START Given text

Clarkedale is a town in Crittenden County, Arkansas, United States. Per the 2020 census, the population was 336. Clarkedale was incorporated on November 15, 2000.

==Demographics==
===2020 census===

Clarkedale city, Arkansas– Racial and ethnic composition Note: the U.S. census treats Hispanic/Latino as an ethnic category. This table excludes Latinos from the racial categories and assigns them to a separate category. Hispanics/Latinos may be of any race.

END Given text
START Data extracts

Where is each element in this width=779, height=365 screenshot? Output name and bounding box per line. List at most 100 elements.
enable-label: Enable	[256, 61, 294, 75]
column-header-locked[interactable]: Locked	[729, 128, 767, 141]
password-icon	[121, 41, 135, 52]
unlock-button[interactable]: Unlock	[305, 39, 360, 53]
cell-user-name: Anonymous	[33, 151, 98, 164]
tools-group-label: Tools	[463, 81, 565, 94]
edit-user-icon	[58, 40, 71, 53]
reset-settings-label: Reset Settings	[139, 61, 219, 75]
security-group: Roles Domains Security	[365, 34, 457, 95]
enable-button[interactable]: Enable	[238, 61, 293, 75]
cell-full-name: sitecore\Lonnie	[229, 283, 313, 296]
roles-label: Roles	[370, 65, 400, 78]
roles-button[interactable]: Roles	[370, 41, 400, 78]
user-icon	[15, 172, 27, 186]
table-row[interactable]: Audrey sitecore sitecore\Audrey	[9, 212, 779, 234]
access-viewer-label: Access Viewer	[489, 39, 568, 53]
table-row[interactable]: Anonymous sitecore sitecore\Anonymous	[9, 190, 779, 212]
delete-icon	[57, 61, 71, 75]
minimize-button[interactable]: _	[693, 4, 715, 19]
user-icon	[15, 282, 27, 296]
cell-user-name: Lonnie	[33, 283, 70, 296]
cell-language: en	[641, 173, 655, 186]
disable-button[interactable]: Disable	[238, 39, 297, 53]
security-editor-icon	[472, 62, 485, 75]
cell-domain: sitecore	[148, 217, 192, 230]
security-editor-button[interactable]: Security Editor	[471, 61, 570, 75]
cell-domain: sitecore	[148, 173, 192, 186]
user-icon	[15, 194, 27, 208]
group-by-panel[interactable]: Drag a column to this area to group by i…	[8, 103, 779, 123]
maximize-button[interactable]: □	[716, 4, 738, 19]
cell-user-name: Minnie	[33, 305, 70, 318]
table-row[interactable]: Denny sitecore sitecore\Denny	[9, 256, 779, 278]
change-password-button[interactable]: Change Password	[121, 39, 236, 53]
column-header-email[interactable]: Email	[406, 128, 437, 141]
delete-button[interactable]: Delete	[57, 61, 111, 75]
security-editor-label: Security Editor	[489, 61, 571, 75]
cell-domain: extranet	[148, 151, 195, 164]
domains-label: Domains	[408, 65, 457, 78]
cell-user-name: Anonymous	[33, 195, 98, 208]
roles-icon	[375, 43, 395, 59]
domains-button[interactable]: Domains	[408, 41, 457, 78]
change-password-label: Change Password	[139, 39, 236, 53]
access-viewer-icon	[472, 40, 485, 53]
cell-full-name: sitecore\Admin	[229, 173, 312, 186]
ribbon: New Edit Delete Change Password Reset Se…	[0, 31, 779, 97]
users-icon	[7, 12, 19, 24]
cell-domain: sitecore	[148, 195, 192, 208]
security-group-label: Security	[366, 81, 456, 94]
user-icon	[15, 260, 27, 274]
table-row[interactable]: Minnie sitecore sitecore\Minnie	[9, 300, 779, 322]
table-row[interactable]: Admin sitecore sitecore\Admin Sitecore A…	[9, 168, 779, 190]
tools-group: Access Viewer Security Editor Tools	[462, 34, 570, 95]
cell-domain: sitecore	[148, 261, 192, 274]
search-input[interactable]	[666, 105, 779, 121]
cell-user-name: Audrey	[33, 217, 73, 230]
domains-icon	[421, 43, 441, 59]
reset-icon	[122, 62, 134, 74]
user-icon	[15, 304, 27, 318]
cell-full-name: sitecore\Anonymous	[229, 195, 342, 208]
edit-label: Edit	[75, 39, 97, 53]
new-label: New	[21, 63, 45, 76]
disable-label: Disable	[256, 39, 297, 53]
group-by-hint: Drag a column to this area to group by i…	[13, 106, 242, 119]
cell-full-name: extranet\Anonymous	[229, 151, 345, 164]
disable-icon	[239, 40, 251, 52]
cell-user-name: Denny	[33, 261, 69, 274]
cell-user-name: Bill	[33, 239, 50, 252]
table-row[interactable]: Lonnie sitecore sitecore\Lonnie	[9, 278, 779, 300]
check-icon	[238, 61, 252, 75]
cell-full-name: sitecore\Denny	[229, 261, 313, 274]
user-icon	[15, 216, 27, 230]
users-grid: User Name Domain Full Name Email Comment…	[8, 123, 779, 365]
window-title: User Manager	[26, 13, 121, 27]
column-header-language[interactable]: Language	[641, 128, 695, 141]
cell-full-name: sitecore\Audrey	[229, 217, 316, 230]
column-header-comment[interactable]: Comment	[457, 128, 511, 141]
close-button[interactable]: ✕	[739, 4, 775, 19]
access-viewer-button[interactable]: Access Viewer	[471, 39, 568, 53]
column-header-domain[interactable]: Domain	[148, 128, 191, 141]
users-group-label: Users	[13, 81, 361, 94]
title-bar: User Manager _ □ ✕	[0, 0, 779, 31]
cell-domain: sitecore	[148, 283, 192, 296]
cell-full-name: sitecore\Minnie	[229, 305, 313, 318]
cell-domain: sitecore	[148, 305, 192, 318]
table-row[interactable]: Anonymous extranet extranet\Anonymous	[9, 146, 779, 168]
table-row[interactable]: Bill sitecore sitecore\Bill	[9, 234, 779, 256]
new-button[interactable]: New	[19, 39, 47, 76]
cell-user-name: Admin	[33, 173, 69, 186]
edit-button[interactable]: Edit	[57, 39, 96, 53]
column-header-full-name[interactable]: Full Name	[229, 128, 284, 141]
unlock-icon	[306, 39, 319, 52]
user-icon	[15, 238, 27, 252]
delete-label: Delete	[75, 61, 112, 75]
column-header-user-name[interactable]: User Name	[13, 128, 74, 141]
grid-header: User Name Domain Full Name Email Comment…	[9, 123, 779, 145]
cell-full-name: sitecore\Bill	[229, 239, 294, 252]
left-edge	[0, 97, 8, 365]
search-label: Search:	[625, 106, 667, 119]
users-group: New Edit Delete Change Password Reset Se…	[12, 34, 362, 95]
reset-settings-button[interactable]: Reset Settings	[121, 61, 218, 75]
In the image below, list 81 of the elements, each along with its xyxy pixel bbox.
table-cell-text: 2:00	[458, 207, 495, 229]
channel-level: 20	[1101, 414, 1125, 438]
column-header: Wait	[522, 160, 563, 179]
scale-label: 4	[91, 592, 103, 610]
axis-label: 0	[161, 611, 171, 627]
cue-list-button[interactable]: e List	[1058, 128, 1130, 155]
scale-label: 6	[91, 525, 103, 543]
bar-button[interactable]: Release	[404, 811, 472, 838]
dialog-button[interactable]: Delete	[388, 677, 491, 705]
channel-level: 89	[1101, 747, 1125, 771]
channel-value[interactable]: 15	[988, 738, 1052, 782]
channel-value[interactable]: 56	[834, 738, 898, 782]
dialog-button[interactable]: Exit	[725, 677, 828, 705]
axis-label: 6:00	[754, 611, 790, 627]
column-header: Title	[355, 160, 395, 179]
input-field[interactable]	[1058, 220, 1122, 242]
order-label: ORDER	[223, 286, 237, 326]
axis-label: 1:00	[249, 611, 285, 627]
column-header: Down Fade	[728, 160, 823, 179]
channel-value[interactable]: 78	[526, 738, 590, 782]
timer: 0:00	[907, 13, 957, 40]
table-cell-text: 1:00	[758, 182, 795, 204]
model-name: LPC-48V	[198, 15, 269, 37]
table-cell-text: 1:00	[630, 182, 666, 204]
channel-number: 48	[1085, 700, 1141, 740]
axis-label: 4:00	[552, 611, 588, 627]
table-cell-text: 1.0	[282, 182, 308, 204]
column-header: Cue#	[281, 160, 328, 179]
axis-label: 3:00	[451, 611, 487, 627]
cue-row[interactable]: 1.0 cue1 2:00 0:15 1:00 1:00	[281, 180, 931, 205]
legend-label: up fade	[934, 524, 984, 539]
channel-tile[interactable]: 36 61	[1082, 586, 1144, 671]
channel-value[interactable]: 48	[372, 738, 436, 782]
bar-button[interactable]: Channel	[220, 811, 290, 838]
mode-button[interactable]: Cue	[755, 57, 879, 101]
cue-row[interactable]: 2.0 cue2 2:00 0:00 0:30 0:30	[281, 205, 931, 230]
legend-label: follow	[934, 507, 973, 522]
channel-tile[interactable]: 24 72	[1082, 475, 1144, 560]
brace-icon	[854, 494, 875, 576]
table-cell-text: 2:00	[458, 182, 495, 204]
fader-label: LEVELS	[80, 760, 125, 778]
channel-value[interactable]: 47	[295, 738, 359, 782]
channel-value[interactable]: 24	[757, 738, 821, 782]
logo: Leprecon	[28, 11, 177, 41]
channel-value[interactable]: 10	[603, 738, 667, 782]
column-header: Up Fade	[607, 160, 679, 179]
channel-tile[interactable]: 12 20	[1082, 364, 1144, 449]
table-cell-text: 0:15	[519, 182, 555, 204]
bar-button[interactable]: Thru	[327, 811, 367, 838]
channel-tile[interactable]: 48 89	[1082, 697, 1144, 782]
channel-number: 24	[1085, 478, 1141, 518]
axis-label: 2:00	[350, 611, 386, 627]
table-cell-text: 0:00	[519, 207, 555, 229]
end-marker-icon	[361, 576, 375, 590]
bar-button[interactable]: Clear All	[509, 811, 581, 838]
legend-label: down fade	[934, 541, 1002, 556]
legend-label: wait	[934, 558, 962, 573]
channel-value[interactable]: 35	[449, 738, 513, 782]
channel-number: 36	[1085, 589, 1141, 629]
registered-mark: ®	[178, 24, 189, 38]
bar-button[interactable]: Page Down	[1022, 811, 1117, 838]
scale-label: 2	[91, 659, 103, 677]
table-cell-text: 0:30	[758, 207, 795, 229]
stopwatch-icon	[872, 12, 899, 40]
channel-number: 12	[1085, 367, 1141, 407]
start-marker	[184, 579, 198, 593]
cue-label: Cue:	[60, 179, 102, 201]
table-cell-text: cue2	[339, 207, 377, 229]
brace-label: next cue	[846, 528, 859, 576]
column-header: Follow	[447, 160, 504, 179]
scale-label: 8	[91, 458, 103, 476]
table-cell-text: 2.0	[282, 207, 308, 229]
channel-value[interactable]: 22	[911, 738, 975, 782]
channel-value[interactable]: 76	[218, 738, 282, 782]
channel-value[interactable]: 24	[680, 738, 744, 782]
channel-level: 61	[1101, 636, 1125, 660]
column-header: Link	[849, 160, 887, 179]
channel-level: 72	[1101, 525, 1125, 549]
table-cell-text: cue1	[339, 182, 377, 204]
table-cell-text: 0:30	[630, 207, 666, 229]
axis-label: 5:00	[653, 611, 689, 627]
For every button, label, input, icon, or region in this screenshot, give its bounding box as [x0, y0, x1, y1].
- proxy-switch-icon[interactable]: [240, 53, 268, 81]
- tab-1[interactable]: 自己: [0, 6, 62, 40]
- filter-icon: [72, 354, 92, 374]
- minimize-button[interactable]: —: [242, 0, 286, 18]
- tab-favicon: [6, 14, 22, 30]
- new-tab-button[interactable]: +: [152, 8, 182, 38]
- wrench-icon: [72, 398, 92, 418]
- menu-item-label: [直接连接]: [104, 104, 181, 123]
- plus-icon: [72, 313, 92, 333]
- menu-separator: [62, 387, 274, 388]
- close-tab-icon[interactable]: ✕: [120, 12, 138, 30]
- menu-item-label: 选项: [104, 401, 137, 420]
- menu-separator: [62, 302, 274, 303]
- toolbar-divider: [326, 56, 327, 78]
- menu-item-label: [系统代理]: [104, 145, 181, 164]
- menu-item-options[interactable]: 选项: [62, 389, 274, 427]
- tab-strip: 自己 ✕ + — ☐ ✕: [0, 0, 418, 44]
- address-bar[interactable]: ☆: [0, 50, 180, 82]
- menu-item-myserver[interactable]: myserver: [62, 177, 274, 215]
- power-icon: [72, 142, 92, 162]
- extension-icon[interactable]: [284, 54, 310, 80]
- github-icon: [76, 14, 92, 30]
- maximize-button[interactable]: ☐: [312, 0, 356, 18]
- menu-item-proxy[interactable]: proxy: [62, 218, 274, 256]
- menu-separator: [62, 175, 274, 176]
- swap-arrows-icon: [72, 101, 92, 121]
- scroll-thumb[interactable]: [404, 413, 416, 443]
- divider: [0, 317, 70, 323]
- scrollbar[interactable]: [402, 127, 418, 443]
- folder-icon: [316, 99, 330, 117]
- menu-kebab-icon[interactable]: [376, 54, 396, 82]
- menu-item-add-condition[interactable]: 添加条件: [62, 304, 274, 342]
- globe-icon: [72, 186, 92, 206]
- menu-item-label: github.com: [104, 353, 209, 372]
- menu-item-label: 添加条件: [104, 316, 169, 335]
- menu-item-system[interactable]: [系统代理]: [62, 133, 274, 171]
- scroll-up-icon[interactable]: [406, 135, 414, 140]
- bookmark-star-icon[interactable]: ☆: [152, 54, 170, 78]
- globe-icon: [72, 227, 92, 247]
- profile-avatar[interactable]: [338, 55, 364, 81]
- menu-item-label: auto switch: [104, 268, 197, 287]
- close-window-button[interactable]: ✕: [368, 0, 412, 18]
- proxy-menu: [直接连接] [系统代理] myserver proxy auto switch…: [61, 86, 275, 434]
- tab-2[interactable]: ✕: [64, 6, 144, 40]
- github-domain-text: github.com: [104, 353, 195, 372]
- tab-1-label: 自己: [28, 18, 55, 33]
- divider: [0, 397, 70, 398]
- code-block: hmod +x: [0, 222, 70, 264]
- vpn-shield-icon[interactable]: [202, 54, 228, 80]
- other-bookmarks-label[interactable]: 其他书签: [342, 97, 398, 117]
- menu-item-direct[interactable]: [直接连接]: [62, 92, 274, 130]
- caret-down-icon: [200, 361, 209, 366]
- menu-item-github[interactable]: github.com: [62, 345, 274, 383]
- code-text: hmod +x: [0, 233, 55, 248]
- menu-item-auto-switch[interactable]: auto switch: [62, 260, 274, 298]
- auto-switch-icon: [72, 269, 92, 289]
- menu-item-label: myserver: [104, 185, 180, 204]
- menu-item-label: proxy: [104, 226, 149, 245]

END Data extracts

> [Required action 1]: Rewrite the paragraph of the Clarkedale article beginning "Clarkedale is a town" as a short bulleted list that keeps its main facts.
> [Required action 2]: Go on with the Clarkedale article, picking up after its final sentence.

> [Answer space 1]:
- Town in Crittenden County, Arkansas, United States
- Population of 336 in the 2020 census
- Incorporated on November 15, 2000

> [Answer space 2]:
| Race / Ethnicity (NH = Non-Hispanic) | Pop 2010 | Pop 2020 | % 2010 | % 2020 |
|---|---|---|---|---|
| White alone (NH) | 303 | 276 | 81.67% | 82.14% |
| Black or African American alone (NH) | 50 | 29 | 13.48% | 8.63% |
| Native American or Alaska Native alone (NH) | 3 | 0 | 0.81% | 0.00% |
| Asian alone (NH) | 1 | 0 | 0.27% | 0.00% |
| Pacific Islander alone (NH) | 0 | 0 | 0.00% | 0.00% |
| Other race alone (NH) | 0 | 0 | 0.00% | 0.00% |
| Mixed race or Multiracial (NH) | 2 | 19 | 0.54% | 5.65% |
| Hispanic or Latino (any race) | 12 | 12 | 3.23% | 3.57% |
| Total | 371 | 336 | 100.00% | 100.00% |

Historical population
| Census | Pop. | Note | %± |
| 2010 | 371 |  | — |
| 2020 | 336 |  | −9.4% |
| 2025 (est.) | 326 | Decrease | −3.0% |
U.S. Decennial Census 2010 2020

==Education==
Clarkedale is in the Marion School District. Its comprehensive high school is Marion High School.